** begin TASK MATERIAL **

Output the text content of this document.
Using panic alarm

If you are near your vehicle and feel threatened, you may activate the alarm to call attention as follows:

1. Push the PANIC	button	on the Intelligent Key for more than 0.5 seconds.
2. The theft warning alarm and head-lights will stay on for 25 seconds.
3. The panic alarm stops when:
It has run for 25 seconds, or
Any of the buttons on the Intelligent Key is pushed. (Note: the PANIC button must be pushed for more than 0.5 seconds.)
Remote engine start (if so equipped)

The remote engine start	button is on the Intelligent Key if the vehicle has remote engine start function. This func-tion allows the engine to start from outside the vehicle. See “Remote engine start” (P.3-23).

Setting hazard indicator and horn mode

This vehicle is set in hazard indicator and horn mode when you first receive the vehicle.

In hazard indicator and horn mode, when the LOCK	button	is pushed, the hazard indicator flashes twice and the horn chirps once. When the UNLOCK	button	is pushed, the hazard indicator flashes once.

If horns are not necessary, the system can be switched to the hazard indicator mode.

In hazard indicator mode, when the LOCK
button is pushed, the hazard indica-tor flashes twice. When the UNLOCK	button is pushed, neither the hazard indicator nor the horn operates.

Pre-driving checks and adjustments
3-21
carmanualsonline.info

** end TASK MATERIAL **
** begin TASK MATERIAL **

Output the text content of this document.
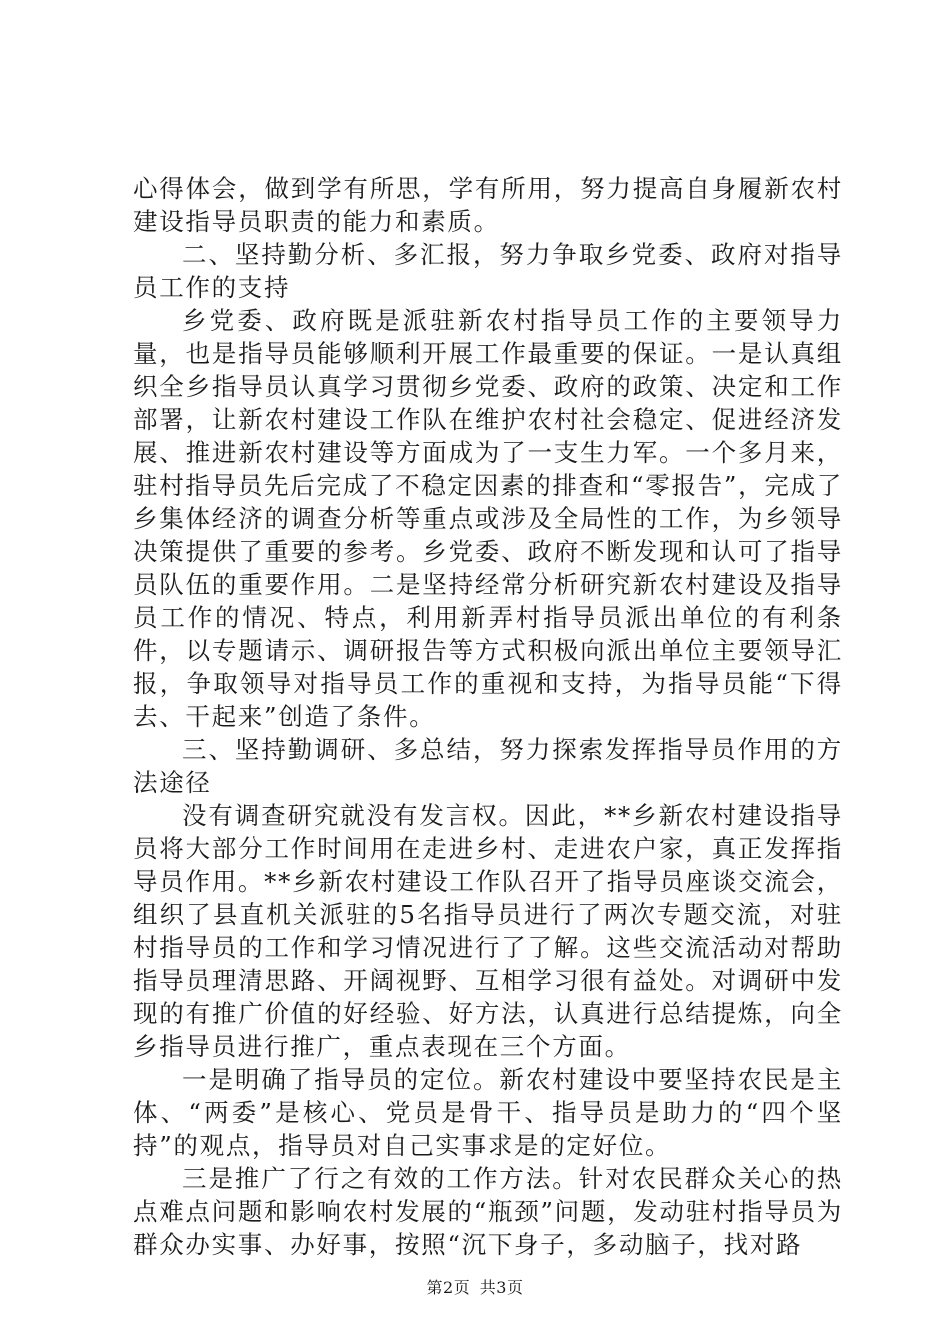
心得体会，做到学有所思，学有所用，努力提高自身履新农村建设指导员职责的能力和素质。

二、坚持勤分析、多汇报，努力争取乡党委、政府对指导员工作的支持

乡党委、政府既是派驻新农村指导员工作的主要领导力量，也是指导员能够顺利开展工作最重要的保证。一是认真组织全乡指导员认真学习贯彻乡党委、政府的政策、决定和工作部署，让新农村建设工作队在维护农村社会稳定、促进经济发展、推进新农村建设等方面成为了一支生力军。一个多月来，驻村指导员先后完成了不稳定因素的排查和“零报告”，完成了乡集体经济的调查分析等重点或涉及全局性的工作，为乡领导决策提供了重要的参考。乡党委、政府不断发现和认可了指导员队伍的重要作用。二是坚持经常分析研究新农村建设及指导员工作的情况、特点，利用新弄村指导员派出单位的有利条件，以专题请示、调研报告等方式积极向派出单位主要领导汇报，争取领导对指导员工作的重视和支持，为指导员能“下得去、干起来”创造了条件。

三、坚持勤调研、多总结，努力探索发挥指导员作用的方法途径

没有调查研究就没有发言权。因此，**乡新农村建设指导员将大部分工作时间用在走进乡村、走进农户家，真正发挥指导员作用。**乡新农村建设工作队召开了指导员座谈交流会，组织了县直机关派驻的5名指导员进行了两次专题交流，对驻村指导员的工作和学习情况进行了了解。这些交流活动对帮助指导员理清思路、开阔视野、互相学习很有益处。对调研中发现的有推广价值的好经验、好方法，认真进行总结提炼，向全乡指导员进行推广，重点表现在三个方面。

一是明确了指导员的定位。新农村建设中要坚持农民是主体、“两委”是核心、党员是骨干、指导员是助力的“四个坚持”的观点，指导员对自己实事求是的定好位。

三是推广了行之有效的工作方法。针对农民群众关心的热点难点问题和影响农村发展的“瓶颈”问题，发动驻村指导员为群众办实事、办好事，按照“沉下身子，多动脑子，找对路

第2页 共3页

** end TASK MATERIAL **
** begin TASK MATERIAL **

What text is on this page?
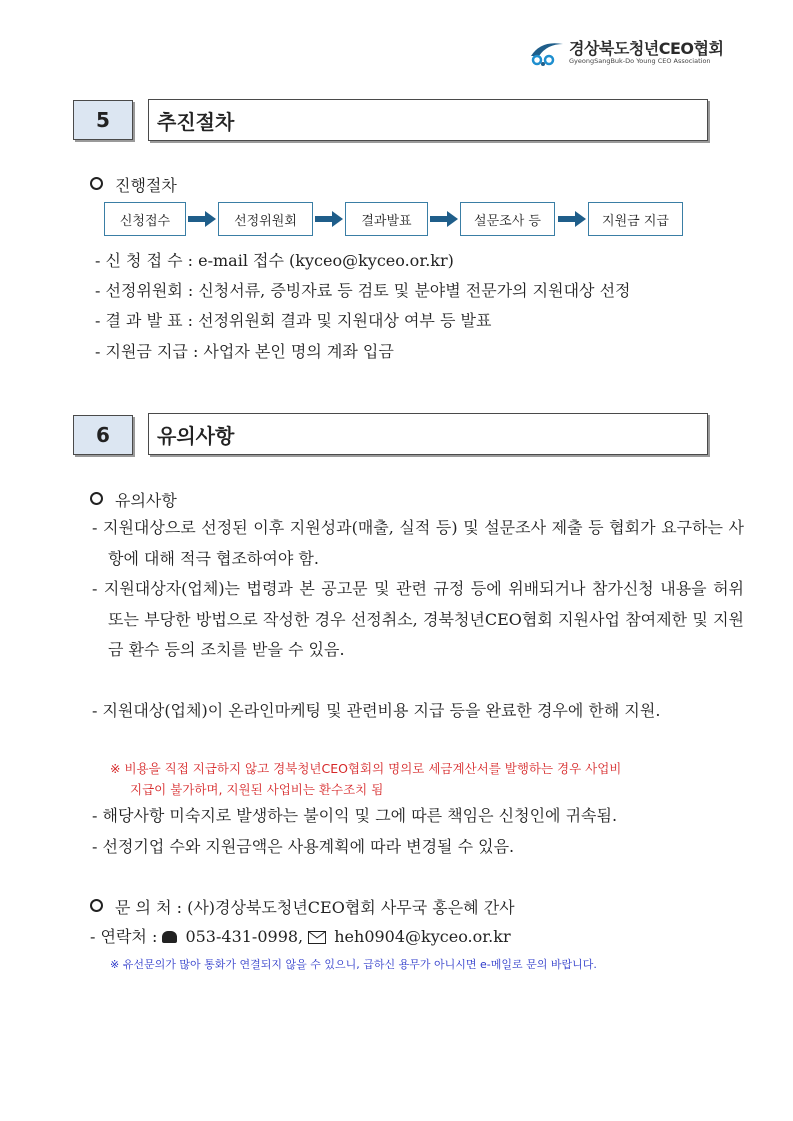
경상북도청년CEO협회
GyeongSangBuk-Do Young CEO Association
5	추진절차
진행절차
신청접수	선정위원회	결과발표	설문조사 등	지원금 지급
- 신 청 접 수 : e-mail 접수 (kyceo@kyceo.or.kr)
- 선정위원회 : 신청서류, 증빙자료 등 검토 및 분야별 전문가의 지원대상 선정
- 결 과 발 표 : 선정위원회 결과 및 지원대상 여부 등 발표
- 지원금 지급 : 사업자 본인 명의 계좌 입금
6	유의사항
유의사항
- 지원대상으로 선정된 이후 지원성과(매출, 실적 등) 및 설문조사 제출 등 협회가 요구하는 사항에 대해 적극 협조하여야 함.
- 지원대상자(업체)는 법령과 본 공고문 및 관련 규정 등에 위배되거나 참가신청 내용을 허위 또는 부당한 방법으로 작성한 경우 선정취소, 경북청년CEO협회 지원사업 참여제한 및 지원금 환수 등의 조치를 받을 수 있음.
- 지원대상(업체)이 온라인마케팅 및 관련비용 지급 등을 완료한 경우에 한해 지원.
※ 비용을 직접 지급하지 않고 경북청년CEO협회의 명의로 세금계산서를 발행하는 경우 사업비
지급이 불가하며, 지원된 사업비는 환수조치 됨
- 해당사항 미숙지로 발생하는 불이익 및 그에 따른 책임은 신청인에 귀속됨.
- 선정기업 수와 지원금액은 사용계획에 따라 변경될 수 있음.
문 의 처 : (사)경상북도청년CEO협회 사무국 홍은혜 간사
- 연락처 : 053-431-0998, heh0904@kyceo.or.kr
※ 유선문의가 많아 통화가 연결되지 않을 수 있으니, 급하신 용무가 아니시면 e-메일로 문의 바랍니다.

** end TASK MATERIAL **

* [THE TASK]: Identify the lines that hold the word "more". Copy every one of them.

* [REPLY]:
1. Push the PANIC	button	on the Intelligent Key for more than 0.5 seconds.
Any of the buttons on the Intelligent Key is pushed. (Note: the PANIC button must be pushed for more than 0.5 seconds.)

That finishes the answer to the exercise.